_Written problem_: Leave the pictures out. Return all other data exactly.

Dataset items
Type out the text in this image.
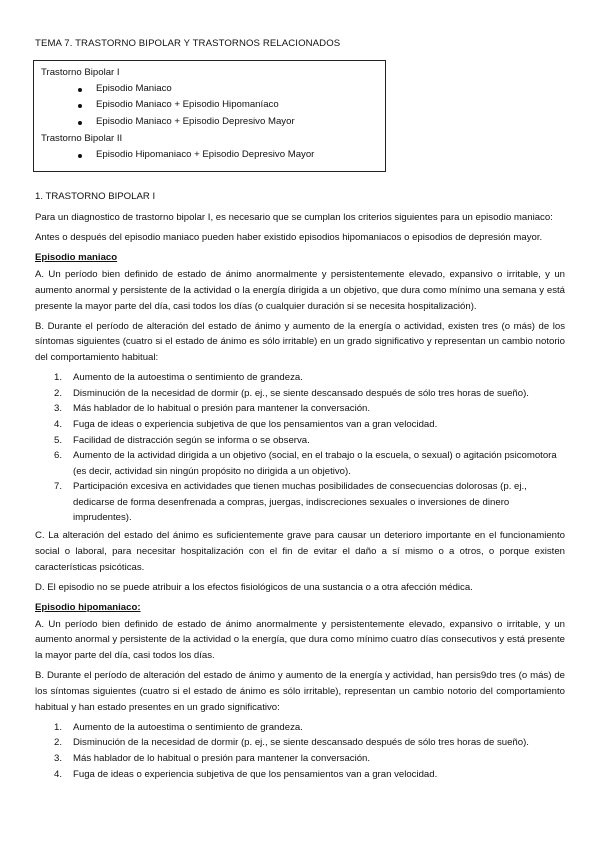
TEMA 7. TRASTORNO BIPOLAR Y TRASTORNOS RELACIONADOS
Trastorno Bipolar I
Episodio Maniaco
Episodio Maniaco + Episodio Hipomaníaco
Episodio Maniaco + Episodio Depresivo Mayor
Trastorno Bipolar II
Episodio Hipomaniaco + Episodio Depresivo Mayor
1. TRASTORNO BIPOLAR I

Para un diagnostico de trastorno bipolar I, es necesario que se cumplan los criterios siguientes para un episodio maniaco:

Antes o después del episodio maniaco pueden haber existido episodios hipomaniacos o episodios de depresión mayor.

Episodio maniaco

A. Un período bien definido de estado de ánimo anormalmente y persistentemente elevado, expansivo o irritable, y un aumento anormal y persistente de la actividad o la energía dirigida a un objetivo, que dura como mínimo una semana y está presente la mayor parte del día, casi todos los días (o cualquier duración si se necesita hospitalización).

B. Durante el período de alteración del estado de ánimo y aumento de la energía o actividad, existen tres (o más) de los síntomas siguientes (cuatro si el estado de ánimo es sólo irritable) en un grado significativo y representan un cambio notorio del comportamiento habitual:

1. Aumento de la autoestima o sentimiento de grandeza.
2. Disminución de la necesidad de dormir (p. ej., se siente descansado después de sólo tres horas de sueño).
3. Más hablador de lo habitual o presión para mantener la conversación.
4. Fuga de ideas o experiencia subjetiva de que los pensamientos van a gran velocidad.
5. Facilidad de distracción según se informa o se observa.
6. Aumento de la actividad dirigida a un objetivo (social, en el trabajo o la escuela, o sexual) o agitación psicomotora (es decir, actividad sin ningún propósito no dirigida a un objetivo).
7. Participación excesiva en actividades que tienen muchas posibilidades de consecuencias dolorosas (p. ej., dedicarse de forma desenfrenada a compras, juergas, indiscreciones sexuales o inversiones de dinero imprudentes).

C. La alteración del estado del ánimo es suficientemente grave para causar un deterioro importante en el funcionamiento social o laboral, para necesitar hospitalización con el fin de evitar el daño a sí mismo o a otros, o porque existen características psicóticas.

D. El episodio no se puede atribuir a los efectos fisiológicos de una sustancia o a otra afección médica.

Episodio hipomaniaco:

A. Un período bien definido de estado de ánimo anormalmente y persistentemente elevado, expansivo o irritable, y un aumento anormal y persistente de la actividad o la energía, que dura como mínimo cuatro días consecutivos y está presente la mayor parte del día, casi todos los días.

B. Durante el período de alteración del estado de ánimo y aumento de la energía y actividad, han persis9do tres (o más) de los síntomas siguientes (cuatro si el estado de ánimo es sólo irritable), representan un cambio notorio del comportamiento habitual y han estado presentes en un grado significativo:

1. Aumento de la autoestima o sentimiento de grandeza.
2. Disminución de la necesidad de dormir (p. ej., se siente descansado después de sólo tres horas de sueño).
3. Más hablador de lo habitual o presión para mantener la conversación.
4. Fuga de ideas o experiencia subjetiva de que los pensamientos van a gran velocidad.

_Finished exercise_:
Type out the text in this image.
TEMA 7. TRASTORNO BIPOLAR Y TRASTORNOS RELACIONADOS
Trastorno Bipolar I
Episodio Maniaco
Episodio Maniaco + Episodio Hipomaníaco
Episodio Maniaco + Episodio Depresivo Mayor
Trastorno Bipolar II
Episodio Hipomaniaco + Episodio Depresivo Mayor
1. TRASTORNO BIPOLAR I

Para un diagnostico de trastorno bipolar I, es necesario que se cumplan los criterios siguientes para un episodio maniaco:

Antes o después del episodio maniaco pueden haber existido episodios hipomaniacos o episodios de depresión mayor.

Episodio maniaco

A. Un período bien definido de estado de ánimo anormalmente y persistentemente elevado, expansivo o irritable, y un aumento anormal y persistente de la actividad o la energía dirigida a un objetivo, que dura como mínimo una semana y está presente la mayor parte del día, casi todos los días (o cualquier duración si se necesita hospitalización).

B. Durante el período de alteración del estado de ánimo y aumento de la energía o actividad, existen tres (o más) de los síntomas siguientes (cuatro si el estado de ánimo es sólo irritable) en un grado significativo y representan un cambio notorio del comportamiento habitual:

1. Aumento de la autoestima o sentimiento de grandeza.
2. Disminución de la necesidad de dormir (p. ej., se siente descansado después de sólo tres horas de sueño).
3. Más hablador de lo habitual o presión para mantener la conversación.
4. Fuga de ideas o experiencia subjetiva de que los pensamientos van a gran velocidad.
5. Facilidad de distracción según se informa o se observa.
6. Aumento de la actividad dirigida a un objetivo (social, en el trabajo o la escuela, o sexual) o agitación psicomotora (es decir, actividad sin ningún propósito no dirigida a un objetivo).
7. Participación excesiva en actividades que tienen muchas posibilidades de consecuencias dolorosas (p. ej., dedicarse de forma desenfrenada a compras, juergas, indiscreciones sexuales o inversiones de dinero imprudentes).

C. La alteración del estado del ánimo es suficientemente grave para causar un deterioro importante en el funcionamiento social o laboral, para necesitar hospitalización con el fin de evitar el daño a sí mismo o a otros, o porque existen características psicóticas.

D. El episodio no se puede atribuir a los efectos fisiológicos de una sustancia o a otra afección médica.

Episodio hipomaniaco:

A. Un período bien definido de estado de ánimo anormalmente y persistentemente elevado, expansivo o irritable, y un aumento anormal y persistente de la actividad o la energía, que dura como mínimo cuatro días consecutivos y está presente la mayor parte del día, casi todos los días.

B. Durante el período de alteración del estado de ánimo y aumento de la energía y actividad, han persis9do tres (o más) de los síntomas siguientes (cuatro si el estado de ánimo es sólo irritable), representan un cambio notorio del comportamiento habitual y han estado presentes en un grado significativo:

1. Aumento de la autoestima o sentimiento de grandeza.
2. Disminución de la necesidad de dormir (p. ej., se siente descansado después de sólo tres horas de sueño).
3. Más hablador de lo habitual o presión para mantener la conversación.
4. Fuga de ideas o experiencia subjetiva de que los pensamientos van a gran velocidad.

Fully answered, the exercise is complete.